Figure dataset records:
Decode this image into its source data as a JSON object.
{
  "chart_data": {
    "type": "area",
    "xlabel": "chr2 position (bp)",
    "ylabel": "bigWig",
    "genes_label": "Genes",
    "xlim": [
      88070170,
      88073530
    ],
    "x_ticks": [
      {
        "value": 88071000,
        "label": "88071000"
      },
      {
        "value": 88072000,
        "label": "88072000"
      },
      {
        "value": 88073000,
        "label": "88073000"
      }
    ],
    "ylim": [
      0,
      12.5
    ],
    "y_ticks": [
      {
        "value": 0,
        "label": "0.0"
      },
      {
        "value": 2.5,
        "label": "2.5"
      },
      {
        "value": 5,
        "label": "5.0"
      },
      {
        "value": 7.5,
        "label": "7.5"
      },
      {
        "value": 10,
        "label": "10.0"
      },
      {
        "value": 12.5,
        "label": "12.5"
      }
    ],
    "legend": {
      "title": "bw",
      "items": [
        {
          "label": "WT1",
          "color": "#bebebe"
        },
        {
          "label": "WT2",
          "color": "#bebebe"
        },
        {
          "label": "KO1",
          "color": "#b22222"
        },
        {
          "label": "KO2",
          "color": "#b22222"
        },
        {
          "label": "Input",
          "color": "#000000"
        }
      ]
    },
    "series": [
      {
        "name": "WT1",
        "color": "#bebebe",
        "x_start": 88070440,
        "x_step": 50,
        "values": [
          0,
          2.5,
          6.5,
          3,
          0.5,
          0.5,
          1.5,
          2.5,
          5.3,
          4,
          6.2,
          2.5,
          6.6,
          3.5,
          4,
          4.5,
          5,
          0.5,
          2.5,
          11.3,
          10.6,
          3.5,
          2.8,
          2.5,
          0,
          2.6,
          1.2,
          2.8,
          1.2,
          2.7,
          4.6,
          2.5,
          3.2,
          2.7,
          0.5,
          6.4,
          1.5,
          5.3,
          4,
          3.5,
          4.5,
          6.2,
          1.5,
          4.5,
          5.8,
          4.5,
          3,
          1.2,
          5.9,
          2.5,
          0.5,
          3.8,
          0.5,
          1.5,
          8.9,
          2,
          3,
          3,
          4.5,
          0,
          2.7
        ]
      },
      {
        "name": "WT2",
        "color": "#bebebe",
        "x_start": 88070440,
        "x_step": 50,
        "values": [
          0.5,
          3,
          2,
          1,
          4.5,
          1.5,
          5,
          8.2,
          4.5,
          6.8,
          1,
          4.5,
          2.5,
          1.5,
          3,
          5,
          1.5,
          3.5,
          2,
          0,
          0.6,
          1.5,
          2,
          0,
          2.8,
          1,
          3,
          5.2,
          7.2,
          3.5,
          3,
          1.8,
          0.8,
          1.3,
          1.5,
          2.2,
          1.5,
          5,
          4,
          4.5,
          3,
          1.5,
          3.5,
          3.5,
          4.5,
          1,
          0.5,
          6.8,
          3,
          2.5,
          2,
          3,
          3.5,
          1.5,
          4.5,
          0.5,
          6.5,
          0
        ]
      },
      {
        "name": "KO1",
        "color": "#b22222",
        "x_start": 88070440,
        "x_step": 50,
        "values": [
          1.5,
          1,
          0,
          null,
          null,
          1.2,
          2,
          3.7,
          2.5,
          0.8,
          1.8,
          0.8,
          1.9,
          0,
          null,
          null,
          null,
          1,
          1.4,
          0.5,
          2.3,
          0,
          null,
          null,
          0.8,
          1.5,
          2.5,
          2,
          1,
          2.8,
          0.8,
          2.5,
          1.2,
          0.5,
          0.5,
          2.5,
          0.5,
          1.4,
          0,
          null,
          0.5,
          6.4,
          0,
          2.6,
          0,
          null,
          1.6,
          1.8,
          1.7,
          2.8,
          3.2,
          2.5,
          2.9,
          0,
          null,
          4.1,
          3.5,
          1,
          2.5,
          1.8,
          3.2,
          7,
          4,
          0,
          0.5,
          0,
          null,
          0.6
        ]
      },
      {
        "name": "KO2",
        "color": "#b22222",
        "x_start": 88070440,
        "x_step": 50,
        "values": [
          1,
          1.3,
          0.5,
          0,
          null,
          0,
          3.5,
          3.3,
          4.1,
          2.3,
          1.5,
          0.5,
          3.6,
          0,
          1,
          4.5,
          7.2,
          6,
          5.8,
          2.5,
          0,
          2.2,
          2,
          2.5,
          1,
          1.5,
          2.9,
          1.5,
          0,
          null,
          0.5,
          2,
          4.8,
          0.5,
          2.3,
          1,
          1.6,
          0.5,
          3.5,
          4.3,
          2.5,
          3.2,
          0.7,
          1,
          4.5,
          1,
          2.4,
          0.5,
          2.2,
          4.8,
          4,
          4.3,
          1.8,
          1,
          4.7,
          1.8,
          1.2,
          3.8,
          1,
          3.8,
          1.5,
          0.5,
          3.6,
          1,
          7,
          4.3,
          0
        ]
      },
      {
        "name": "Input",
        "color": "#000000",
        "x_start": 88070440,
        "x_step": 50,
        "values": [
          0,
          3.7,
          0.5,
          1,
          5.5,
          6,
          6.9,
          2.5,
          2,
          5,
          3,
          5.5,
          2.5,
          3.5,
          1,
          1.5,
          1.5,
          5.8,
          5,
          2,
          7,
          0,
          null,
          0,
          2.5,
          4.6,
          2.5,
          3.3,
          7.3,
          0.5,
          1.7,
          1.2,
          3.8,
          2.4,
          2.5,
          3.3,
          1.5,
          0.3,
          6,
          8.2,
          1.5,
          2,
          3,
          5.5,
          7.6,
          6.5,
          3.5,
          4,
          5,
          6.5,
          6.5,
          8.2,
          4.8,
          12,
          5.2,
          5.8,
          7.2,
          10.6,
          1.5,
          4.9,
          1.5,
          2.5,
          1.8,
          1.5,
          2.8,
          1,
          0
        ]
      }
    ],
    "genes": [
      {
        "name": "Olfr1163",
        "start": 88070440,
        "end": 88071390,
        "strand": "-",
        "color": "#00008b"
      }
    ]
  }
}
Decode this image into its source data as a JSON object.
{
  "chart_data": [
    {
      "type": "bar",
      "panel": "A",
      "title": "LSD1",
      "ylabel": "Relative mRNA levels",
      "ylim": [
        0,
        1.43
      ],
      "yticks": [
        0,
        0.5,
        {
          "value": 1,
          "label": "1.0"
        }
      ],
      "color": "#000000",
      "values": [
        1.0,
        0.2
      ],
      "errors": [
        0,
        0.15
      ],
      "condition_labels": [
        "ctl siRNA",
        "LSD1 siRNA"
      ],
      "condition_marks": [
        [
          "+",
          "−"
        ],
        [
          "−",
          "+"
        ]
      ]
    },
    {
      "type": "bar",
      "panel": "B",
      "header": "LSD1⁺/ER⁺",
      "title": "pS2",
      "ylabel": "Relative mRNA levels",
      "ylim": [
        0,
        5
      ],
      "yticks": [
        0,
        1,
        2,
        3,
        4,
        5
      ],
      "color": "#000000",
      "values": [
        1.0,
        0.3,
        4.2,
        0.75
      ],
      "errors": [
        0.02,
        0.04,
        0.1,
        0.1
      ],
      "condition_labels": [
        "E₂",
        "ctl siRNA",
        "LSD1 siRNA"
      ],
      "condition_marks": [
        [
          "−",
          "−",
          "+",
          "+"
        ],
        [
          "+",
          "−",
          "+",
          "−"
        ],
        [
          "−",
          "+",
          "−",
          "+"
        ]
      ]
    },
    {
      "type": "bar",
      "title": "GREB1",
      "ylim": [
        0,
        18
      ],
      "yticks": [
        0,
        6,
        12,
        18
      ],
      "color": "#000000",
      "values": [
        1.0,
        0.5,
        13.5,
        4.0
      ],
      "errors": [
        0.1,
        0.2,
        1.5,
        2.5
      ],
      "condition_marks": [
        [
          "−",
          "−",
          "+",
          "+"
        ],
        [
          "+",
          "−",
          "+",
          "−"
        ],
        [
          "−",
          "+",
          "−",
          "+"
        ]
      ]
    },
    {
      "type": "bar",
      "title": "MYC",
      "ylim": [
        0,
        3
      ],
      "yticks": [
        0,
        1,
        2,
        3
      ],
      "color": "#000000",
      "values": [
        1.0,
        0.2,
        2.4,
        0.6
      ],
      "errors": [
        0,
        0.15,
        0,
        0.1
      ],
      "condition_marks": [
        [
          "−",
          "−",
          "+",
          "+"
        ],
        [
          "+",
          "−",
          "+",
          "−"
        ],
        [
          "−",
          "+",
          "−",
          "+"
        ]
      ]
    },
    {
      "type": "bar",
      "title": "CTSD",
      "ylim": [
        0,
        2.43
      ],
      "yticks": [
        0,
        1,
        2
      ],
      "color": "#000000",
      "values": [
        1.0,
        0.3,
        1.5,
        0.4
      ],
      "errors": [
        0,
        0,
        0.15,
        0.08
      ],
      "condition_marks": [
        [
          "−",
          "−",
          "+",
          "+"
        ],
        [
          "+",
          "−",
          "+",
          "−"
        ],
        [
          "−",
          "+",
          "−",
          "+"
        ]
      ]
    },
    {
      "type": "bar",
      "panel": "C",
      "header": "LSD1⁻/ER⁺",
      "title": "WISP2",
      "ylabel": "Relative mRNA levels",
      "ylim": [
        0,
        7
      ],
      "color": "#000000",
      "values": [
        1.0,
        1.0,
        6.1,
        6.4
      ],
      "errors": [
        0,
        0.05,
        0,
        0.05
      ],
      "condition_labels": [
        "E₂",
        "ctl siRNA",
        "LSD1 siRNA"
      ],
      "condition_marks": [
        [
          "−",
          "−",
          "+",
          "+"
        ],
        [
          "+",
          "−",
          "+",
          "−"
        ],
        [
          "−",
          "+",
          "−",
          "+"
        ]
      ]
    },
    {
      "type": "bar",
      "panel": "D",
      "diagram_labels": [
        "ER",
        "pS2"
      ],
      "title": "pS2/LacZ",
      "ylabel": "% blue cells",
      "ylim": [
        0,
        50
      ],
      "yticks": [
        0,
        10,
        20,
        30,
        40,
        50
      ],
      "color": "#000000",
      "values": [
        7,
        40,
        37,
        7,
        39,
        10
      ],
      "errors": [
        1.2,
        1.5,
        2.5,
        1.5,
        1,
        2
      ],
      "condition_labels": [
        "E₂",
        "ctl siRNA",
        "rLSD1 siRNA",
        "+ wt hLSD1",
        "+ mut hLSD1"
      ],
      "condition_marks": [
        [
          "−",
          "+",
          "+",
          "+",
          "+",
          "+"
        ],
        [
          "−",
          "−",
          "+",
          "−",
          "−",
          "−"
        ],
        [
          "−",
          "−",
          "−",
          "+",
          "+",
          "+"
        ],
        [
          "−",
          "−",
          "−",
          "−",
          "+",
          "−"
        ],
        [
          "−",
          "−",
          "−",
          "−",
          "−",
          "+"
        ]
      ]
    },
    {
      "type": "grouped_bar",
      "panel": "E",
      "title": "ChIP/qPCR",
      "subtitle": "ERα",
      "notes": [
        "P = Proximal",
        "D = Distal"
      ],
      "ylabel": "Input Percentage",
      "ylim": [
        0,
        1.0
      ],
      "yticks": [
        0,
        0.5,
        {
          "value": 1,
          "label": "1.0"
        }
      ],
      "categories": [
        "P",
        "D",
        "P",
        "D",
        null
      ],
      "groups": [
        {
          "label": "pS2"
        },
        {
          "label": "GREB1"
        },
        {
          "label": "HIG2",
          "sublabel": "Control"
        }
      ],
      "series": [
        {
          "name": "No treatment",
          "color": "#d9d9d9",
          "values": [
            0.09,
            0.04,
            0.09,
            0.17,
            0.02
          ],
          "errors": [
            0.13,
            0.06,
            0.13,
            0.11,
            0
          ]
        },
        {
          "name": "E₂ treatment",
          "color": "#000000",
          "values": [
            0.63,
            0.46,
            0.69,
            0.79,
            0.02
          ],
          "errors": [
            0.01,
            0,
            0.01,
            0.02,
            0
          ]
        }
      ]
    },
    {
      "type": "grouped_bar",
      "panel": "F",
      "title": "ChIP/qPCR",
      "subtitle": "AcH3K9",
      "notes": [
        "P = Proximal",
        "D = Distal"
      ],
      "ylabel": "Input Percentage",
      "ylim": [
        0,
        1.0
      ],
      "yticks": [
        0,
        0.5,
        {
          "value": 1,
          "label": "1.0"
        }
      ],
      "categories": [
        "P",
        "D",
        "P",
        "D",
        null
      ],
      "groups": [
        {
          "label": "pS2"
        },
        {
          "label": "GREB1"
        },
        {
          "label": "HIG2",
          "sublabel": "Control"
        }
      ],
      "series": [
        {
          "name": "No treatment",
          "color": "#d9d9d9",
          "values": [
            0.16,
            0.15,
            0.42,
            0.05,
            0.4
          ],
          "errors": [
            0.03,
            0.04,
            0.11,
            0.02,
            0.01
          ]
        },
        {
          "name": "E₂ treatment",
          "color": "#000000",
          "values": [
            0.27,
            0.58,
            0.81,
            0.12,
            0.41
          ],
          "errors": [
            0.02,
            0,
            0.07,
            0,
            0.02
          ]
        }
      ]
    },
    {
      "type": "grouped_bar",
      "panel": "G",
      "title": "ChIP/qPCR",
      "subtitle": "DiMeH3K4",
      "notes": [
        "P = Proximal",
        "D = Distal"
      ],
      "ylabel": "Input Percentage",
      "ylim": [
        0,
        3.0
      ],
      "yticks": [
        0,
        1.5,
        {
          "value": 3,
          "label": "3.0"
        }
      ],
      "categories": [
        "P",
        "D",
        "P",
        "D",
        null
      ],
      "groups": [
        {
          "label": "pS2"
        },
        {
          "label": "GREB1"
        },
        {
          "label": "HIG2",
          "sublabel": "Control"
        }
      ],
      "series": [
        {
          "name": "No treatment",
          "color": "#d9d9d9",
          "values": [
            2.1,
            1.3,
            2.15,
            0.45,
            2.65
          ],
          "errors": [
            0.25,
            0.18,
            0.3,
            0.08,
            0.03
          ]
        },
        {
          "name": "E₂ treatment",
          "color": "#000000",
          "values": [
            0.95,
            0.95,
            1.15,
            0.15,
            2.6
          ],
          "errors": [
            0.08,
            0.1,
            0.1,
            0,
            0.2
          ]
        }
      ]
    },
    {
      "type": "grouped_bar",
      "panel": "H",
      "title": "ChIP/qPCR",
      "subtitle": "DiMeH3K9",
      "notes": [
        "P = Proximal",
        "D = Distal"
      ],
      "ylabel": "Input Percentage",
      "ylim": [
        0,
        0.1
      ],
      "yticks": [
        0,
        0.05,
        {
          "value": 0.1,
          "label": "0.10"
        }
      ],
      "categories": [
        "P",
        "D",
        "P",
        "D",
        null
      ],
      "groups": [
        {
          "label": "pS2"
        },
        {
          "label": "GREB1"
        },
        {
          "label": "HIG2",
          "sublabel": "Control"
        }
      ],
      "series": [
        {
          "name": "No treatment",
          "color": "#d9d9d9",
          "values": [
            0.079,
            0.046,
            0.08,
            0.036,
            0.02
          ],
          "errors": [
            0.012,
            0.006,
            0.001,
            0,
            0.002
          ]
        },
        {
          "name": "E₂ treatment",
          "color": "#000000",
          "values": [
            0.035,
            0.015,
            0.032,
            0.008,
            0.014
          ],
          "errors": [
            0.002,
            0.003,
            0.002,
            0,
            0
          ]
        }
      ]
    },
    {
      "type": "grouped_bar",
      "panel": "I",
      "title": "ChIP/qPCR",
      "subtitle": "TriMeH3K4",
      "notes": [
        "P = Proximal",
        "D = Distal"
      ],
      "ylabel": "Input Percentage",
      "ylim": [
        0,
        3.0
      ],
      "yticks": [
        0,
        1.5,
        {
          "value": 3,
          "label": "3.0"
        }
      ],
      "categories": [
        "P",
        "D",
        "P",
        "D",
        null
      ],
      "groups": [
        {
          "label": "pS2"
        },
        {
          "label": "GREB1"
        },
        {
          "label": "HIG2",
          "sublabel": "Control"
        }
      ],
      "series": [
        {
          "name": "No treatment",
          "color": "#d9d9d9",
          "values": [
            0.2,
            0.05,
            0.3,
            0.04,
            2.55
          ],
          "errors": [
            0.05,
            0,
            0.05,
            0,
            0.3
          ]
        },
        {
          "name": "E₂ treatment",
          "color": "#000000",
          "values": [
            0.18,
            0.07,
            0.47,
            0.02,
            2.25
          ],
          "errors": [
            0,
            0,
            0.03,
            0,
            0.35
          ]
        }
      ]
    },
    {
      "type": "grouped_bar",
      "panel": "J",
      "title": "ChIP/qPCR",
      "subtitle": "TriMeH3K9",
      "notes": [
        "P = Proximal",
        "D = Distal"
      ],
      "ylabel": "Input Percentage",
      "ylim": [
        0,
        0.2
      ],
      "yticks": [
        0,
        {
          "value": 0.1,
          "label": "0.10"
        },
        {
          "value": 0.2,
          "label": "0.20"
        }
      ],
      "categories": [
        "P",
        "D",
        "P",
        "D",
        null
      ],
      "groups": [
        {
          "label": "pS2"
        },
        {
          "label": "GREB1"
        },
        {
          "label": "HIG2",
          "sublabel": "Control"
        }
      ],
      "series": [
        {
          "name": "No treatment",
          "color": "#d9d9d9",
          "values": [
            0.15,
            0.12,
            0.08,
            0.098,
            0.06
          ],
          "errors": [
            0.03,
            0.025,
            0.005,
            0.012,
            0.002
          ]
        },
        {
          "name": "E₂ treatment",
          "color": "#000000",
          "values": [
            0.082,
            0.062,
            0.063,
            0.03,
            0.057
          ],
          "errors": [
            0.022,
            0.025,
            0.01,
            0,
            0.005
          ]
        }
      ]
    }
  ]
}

■ THE PROBLEM: Provide the number of lines in the preceding entries that include the string "panel", with no other words.

■ TASK RESULT: 10